▶ [Directive]: Take the material below and write it all out again exactly.

▶ [Excerpted records]:
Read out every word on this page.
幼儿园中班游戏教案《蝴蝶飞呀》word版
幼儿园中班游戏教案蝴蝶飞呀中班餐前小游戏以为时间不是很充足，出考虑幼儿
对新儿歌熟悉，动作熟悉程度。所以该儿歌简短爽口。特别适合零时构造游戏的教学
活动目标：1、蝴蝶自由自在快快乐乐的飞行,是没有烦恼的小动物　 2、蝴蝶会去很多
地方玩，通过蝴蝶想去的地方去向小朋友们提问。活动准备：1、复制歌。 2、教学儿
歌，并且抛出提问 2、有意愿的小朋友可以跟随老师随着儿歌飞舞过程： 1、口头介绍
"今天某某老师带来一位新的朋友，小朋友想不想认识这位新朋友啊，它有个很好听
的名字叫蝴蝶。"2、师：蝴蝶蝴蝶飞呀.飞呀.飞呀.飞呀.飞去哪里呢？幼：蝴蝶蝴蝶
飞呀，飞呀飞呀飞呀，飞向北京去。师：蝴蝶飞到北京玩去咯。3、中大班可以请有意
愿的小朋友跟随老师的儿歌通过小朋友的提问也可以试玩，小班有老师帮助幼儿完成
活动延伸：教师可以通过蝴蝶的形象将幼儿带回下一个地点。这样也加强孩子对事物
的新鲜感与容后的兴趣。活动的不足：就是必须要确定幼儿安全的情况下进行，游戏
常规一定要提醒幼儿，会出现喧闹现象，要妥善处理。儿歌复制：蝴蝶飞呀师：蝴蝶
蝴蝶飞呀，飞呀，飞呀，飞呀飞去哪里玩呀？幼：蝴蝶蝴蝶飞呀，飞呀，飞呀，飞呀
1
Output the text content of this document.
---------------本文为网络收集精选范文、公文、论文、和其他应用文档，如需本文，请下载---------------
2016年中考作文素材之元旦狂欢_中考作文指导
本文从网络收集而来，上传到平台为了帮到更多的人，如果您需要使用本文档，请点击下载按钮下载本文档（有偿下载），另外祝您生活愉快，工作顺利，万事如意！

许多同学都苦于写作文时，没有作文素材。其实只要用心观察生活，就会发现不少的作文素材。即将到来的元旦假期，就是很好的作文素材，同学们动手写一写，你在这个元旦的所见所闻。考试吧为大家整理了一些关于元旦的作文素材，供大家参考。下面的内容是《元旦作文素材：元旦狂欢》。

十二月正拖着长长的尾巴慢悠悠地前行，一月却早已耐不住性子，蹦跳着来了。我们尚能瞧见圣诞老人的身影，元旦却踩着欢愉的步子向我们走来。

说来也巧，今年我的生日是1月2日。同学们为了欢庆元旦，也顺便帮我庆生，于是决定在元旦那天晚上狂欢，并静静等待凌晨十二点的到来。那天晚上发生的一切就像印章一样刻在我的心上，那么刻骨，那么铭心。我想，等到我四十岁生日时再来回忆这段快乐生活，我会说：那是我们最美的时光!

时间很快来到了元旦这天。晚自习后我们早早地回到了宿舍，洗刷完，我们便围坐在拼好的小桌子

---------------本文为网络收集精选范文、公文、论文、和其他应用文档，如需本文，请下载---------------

▶ [Output below]:
Read out every word on this page.
幼儿园中班游戏教案《蝴蝶飞呀》word版
幼儿园中班游戏教案蝴蝶飞呀中班餐前小游戏以为时间不是很充足，出考虑幼儿
对新儿歌熟悉，动作熟悉程度。所以该儿歌简短爽口。特别适合零时构造游戏的教学
活动目标：1、蝴蝶自由自在快快乐乐的飞行,是没有烦恼的小动物　 2、蝴蝶会去很多
地方玩，通过蝴蝶想去的地方去向小朋友们提问。活动准备：1、复制歌。 2、教学儿
歌，并且抛出提问 2、有意愿的小朋友可以跟随老师随着儿歌飞舞过程： 1、口头介绍
"今天某某老师带来一位新的朋友，小朋友想不想认识这位新朋友啊，它有个很好听
的名字叫蝴蝶。"2、师：蝴蝶蝴蝶飞呀.飞呀.飞呀.飞呀.飞去哪里呢？幼：蝴蝶蝴蝶
飞呀，飞呀飞呀飞呀，飞向北京去。师：蝴蝶飞到北京玩去咯。3、中大班可以请有意
愿的小朋友跟随老师的儿歌通过小朋友的提问也可以试玩，小班有老师帮助幼儿完成
活动延伸：教师可以通过蝴蝶的形象将幼儿带回下一个地点。这样也加强孩子对事物
的新鲜感与容后的兴趣。活动的不足：就是必须要确定幼儿安全的情况下进行，游戏
常规一定要提醒幼儿，会出现喧闹现象，要妥善处理。儿歌复制：蝴蝶飞呀师：蝴蝶
蝴蝶飞呀，飞呀，飞呀，飞呀飞去哪里玩呀？幼：蝴蝶蝴蝶飞呀，飞呀，飞呀，飞呀
1
Output the text content of this document.
---------------本文为网络收集精选范文、公文、论文、和其他应用文档，如需本文，请下载---------------
2016年中考作文素材之元旦狂欢_中考作文指导
本文从网络收集而来，上传到平台为了帮到更多的人，如果您需要使用本文档，请点击下载按钮下载本文档（有偿下载），另外祝您生活愉快，工作顺利，万事如意！

许多同学都苦于写作文时，没有作文素材。其实只要用心观察生活，就会发现不少的作文素材。即将到来的元旦假期，就是很好的作文素材，同学们动手写一写，你在这个元旦的所见所闻。考试吧为大家整理了一些关于元旦的作文素材，供大家参考。下面的内容是《元旦作文素材：元旦狂欢》。

十二月正拖着长长的尾巴慢悠悠地前行，一月却早已耐不住性子，蹦跳着来了。我们尚能瞧见圣诞老人的身影，元旦却踩着欢愉的步子向我们走来。

说来也巧，今年我的生日是1月2日。同学们为了欢庆元旦，也顺便帮我庆生，于是决定在元旦那天晚上狂欢，并静静等待凌晨十二点的到来。那天晚上发生的一切就像印章一样刻在我的心上，那么刻骨，那么铭心。我想，等到我四十岁生日时再来回忆这段快乐生活，我会说：那是我们最美的时光!

时间很快来到了元旦这天。晚自习后我们早早地回到了宿舍，洗刷完，我们便围坐在拼好的小桌子

---------------本文为网络收集精选范文、公文、论文、和其他应用文档，如需本文，请下载---------------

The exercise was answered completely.